(Items from a dataset)
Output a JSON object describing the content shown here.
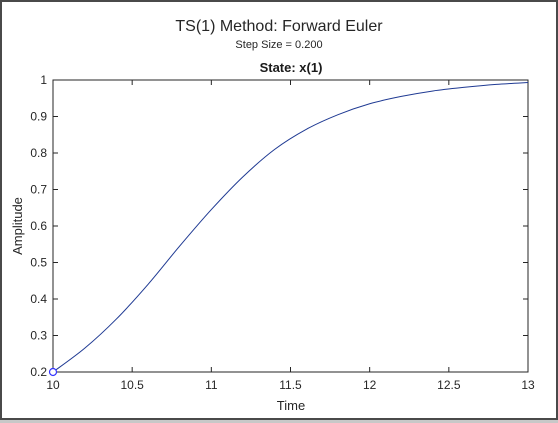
{
  "chart_data": {
    "type": "line",
    "title": "TS(1) Method: Forward Euler",
    "subtitle": "Step Size = 0.200",
    "subplot_title": "State: x(1)",
    "xlabel": "Time",
    "ylabel": "Amplitude",
    "xlim": [
      10,
      13
    ],
    "ylim": [
      0.2,
      1
    ],
    "xticks": [
      10,
      10.5,
      11,
      11.5,
      12,
      12.5,
      13
    ],
    "xtick_labels": [
      "10",
      "10.5",
      "11",
      "11.5",
      "12",
      "12.5",
      "13"
    ],
    "yticks": [
      0.2,
      0.3,
      0.4,
      0.5,
      0.6,
      0.7,
      0.8,
      0.9,
      1
    ],
    "ytick_labels": [
      "0.2",
      "0.3",
      "0.4",
      "0.5",
      "0.6",
      "0.7",
      "0.8",
      "0.9",
      "1"
    ],
    "grid": false,
    "line_color": "#1f3a93",
    "marker_color": "#3333ff",
    "series": [
      {
        "x": [
          10.0,
          10.2,
          10.4,
          10.6,
          10.8,
          11.0,
          11.2,
          11.4,
          11.6,
          11.8,
          12.0,
          12.2,
          12.4,
          12.6,
          12.8,
          13.0
        ],
        "values": [
          0.2,
          0.265,
          0.345,
          0.44,
          0.545,
          0.645,
          0.735,
          0.81,
          0.865,
          0.905,
          0.935,
          0.955,
          0.97,
          0.98,
          0.988,
          0.993
        ]
      }
    ],
    "start_marker": {
      "x": 10.0,
      "y": 0.2
    }
  }
}
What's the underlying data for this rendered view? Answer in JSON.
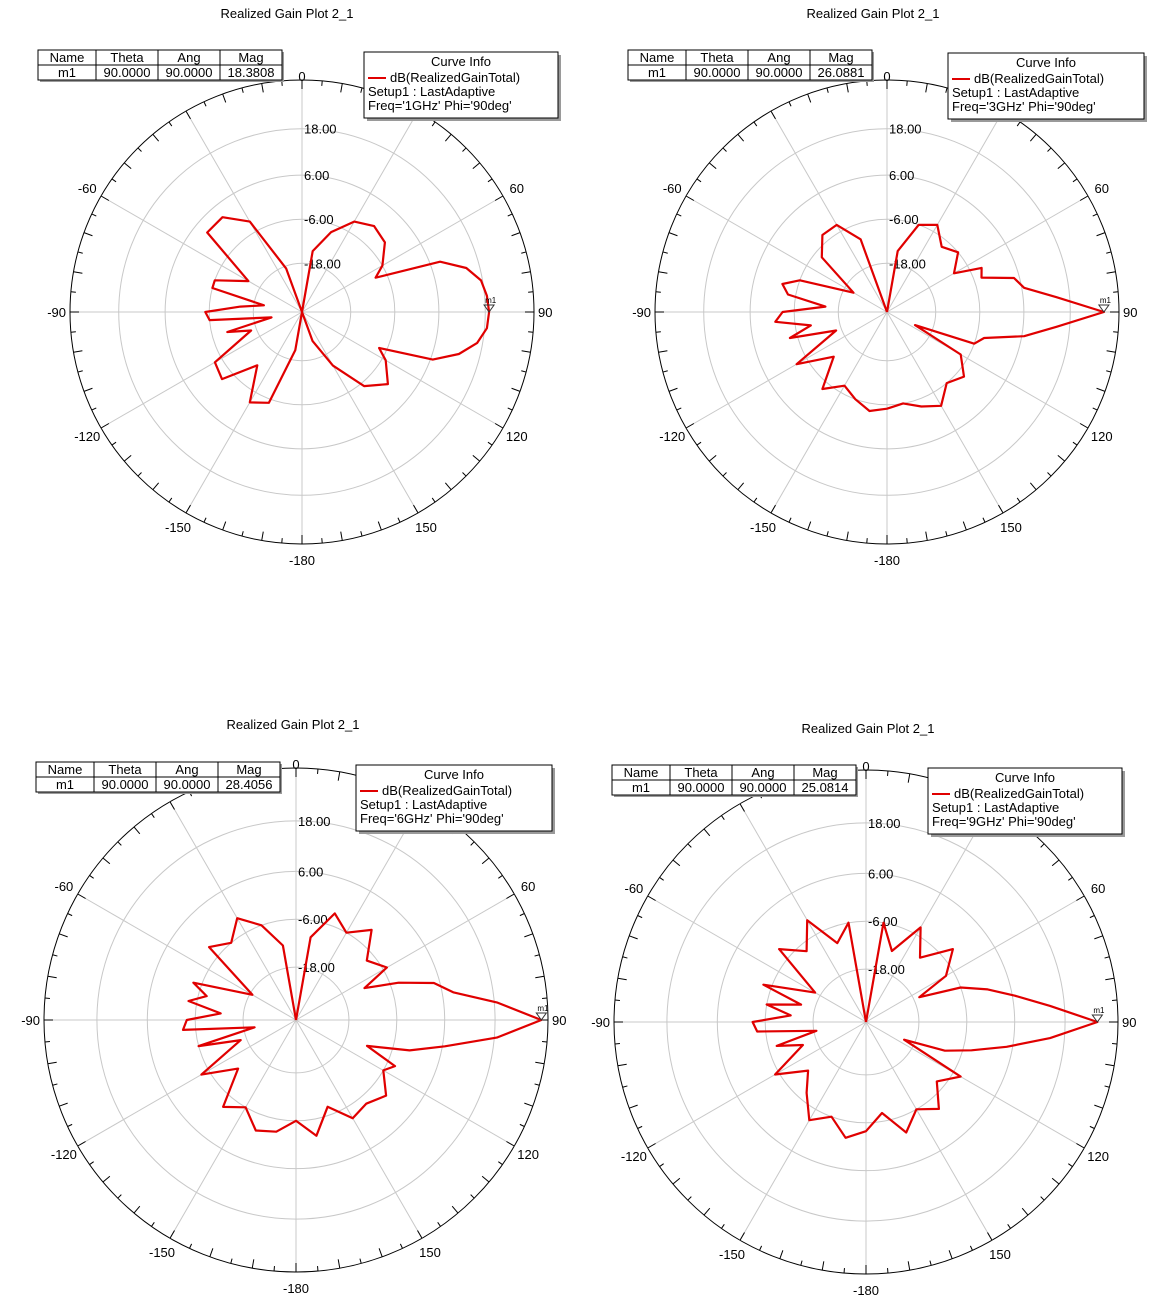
{
  "chart_data": [
    {
      "type": "polar",
      "title": "Realized Gain Plot 2_1",
      "radial_ticks": [
        "18.00",
        "6.00",
        "-6.00",
        "-18.00"
      ],
      "rlim": [
        -30,
        30
      ],
      "angle_labels": [
        "0",
        "60",
        "90",
        "120",
        "150",
        "-180",
        "-150",
        "-120",
        "-90",
        "-60"
      ],
      "marker_table": {
        "headers": [
          "Name",
          "Theta",
          "Ang",
          "Mag"
        ],
        "row": [
          "m1",
          "90.0000",
          "90.0000",
          "18.3808"
        ]
      },
      "legend": {
        "title": "Curve Info",
        "lines": [
          "dB(RealizedGainTotal)",
          "Setup1 : LastAdaptive",
          "Freq='1GHz' Phi='90deg'"
        ]
      },
      "marker": {
        "label": "m1",
        "theta": 90,
        "value": 18.38
      },
      "series": [
        {
          "name": "dB(RealizedGainTotal)",
          "color": "#e00000",
          "theta": [
            0,
            10,
            20,
            30,
            40,
            50,
            60,
            65,
            70,
            75,
            80,
            85,
            90,
            95,
            100,
            105,
            110,
            115,
            120,
            130,
            140,
            150,
            160,
            170,
            180,
            190,
            200,
            210,
            220,
            230,
            240,
            250,
            255,
            260,
            265,
            270,
            275,
            280,
            285,
            290,
            300,
            310,
            320,
            330,
            340,
            350,
            360
          ],
          "values": [
            -30,
            -14,
            -8,
            -3,
            -1,
            -2,
            -6,
            -9,
            8,
            14,
            17,
            18,
            18.4,
            18,
            16,
            12,
            6,
            -8,
            -5,
            -1,
            -5,
            -14,
            -22,
            -30,
            -30,
            -20,
            -5,
            -3,
            -12,
            -3,
            -4,
            -16,
            -10,
            -22,
            -6,
            -5,
            -14,
            -20,
            -6,
            -6,
            -14,
            2,
            2,
            -3,
            -18,
            -30,
            -30
          ]
        }
      ]
    },
    {
      "type": "polar",
      "title": "Realized Gain Plot 2_1",
      "radial_ticks": [
        "18.00",
        "6.00",
        "-6.00",
        "-18.00"
      ],
      "rlim": [
        -30,
        30
      ],
      "angle_labels": [
        "0",
        "60",
        "90",
        "120",
        "150",
        "-180",
        "-150",
        "-120",
        "-90",
        "-60"
      ],
      "marker_table": {
        "headers": [
          "Name",
          "Theta",
          "Ang",
          "Mag"
        ],
        "row": [
          "m1",
          "90.0000",
          "90.0000",
          "26.0881"
        ]
      },
      "legend": {
        "title": "Curve Info",
        "lines": [
          "dB(RealizedGainTotal)",
          "Setup1 : LastAdaptive",
          "Freq='3GHz' Phi='90deg'"
        ]
      },
      "marker": {
        "label": "m1",
        "theta": 90,
        "value": 26.09
      },
      "series": [
        {
          "name": "dB(RealizedGainTotal)",
          "color": "#e00000",
          "theta": [
            0,
            10,
            20,
            30,
            40,
            50,
            60,
            65,
            70,
            75,
            80,
            85,
            90,
            95,
            100,
            105,
            110,
            115,
            120,
            130,
            140,
            150,
            160,
            170,
            180,
            190,
            200,
            210,
            220,
            230,
            240,
            250,
            255,
            260,
            265,
            270,
            275,
            280,
            285,
            290,
            300,
            310,
            320,
            330,
            340,
            350,
            360
          ],
          "values": [
            -30,
            -14,
            -6,
            -4,
            -8,
            -6,
            -10,
            -3,
            -4,
            4,
            6,
            14,
            26.1,
            14,
            6,
            -4,
            -6,
            -22,
            -8,
            -4,
            -6,
            -2,
            -4,
            -6,
            -5,
            -4,
            -6,
            -8,
            -4,
            -12,
            -3,
            -16,
            -4,
            -10,
            -1,
            -3,
            -14,
            -4,
            -2,
            -6,
            -20,
            -8,
            -4,
            -4,
            -10,
            -30,
            -30
          ]
        }
      ]
    },
    {
      "type": "polar",
      "title": "Realized Gain Plot 2_1",
      "radial_ticks": [
        "18.00",
        "6.00",
        "-6.00",
        "-18.00"
      ],
      "rlim": [
        -30,
        30
      ],
      "angle_labels": [
        "0",
        "60",
        "90",
        "120",
        "150",
        "-180",
        "-150",
        "-120",
        "-90",
        "-60"
      ],
      "marker_table": {
        "headers": [
          "Name",
          "Theta",
          "Ang",
          "Mag"
        ],
        "row": [
          "m1",
          "90.0000",
          "90.0000",
          "28.4056"
        ]
      },
      "legend": {
        "title": "Curve Info",
        "lines": [
          "dB(RealizedGainTotal)",
          "Setup1 : LastAdaptive",
          "Freq='6GHz' Phi='90deg'"
        ]
      },
      "marker": {
        "label": "m1",
        "theta": 90,
        "value": 28.41
      },
      "series": [
        {
          "name": "dB(RealizedGainTotal)",
          "color": "#e00000",
          "theta": [
            0,
            10,
            20,
            30,
            40,
            50,
            60,
            65,
            70,
            75,
            80,
            85,
            90,
            95,
            100,
            105,
            110,
            115,
            120,
            130,
            140,
            150,
            160,
            170,
            180,
            190,
            200,
            210,
            220,
            230,
            240,
            250,
            255,
            260,
            265,
            270,
            275,
            280,
            285,
            290,
            300,
            310,
            320,
            330,
            340,
            350,
            360
          ],
          "values": [
            -30,
            -10,
            -3,
            -6,
            -2,
            -8,
            -5,
            -12,
            -4,
            4,
            8,
            18,
            28.4,
            18,
            6,
            -2,
            -12,
            -4,
            -6,
            -2,
            -4,
            -3,
            -8,
            -2,
            -6,
            -3,
            -2,
            -6,
            -3,
            -12,
            -4,
            -16,
            -6,
            -20,
            -3,
            -4,
            -12,
            -4,
            -8,
            -4,
            -18,
            -3,
            -6,
            -2,
            -6,
            -12,
            -30
          ]
        }
      ]
    },
    {
      "type": "polar",
      "title": "Realized Gain Plot 2_1",
      "radial_ticks": [
        "18.00",
        "6.00",
        "-6.00",
        "-18.00"
      ],
      "rlim": [
        -30,
        30
      ],
      "angle_labels": [
        "0",
        "60",
        "90",
        "120",
        "150",
        "-180",
        "-150",
        "-120",
        "-90",
        "-60"
      ],
      "marker_table": {
        "headers": [
          "Name",
          "Theta",
          "Ang",
          "Mag"
        ],
        "row": [
          "m1",
          "90.0000",
          "90.0000",
          "25.0814"
        ]
      },
      "legend": {
        "title": "Curve Info",
        "lines": [
          "dB(RealizedGainTotal)",
          "Setup1 : LastAdaptive",
          "Freq='9GHz' Phi='90deg'"
        ]
      },
      "marker": {
        "label": "m1",
        "theta": 90,
        "value": 25.08
      },
      "series": [
        {
          "name": "dB(RealizedGainTotal)",
          "color": "#e00000",
          "theta": [
            0,
            10,
            20,
            30,
            40,
            50,
            60,
            65,
            70,
            75,
            80,
            85,
            90,
            95,
            100,
            105,
            110,
            115,
            120,
            130,
            140,
            150,
            160,
            170,
            180,
            190,
            200,
            210,
            220,
            230,
            240,
            250,
            255,
            260,
            265,
            270,
            275,
            280,
            285,
            290,
            300,
            310,
            320,
            330,
            340,
            350,
            360
          ],
          "values": [
            -30,
            -6,
            -12,
            -4,
            -10,
            -3,
            -8,
            -16,
            -6,
            0,
            6,
            14,
            25.1,
            14,
            4,
            -4,
            -10,
            -20,
            -4,
            -8,
            -3,
            -6,
            -2,
            -8,
            -4,
            -2,
            -6,
            -3,
            -8,
            -12,
            -5,
            -14,
            -8,
            -18,
            -4,
            -3,
            -12,
            -6,
            -14,
            -4,
            -16,
            -3,
            -8,
            -2,
            -10,
            -6,
            -30
          ]
        }
      ]
    }
  ]
}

▶ [DESCRIPTION OF THE TASK]
Each line in the data that holds the string "Freq" should be found and copied.

▶ [ANSWER TO THE TASK]
          "Freq='1GHz' Phi='90deg'"
          "Freq='3GHz' Phi='90deg'"
          "Freq='6GHz' Phi='90deg'"
          "Freq='9GHz' Phi='90deg'"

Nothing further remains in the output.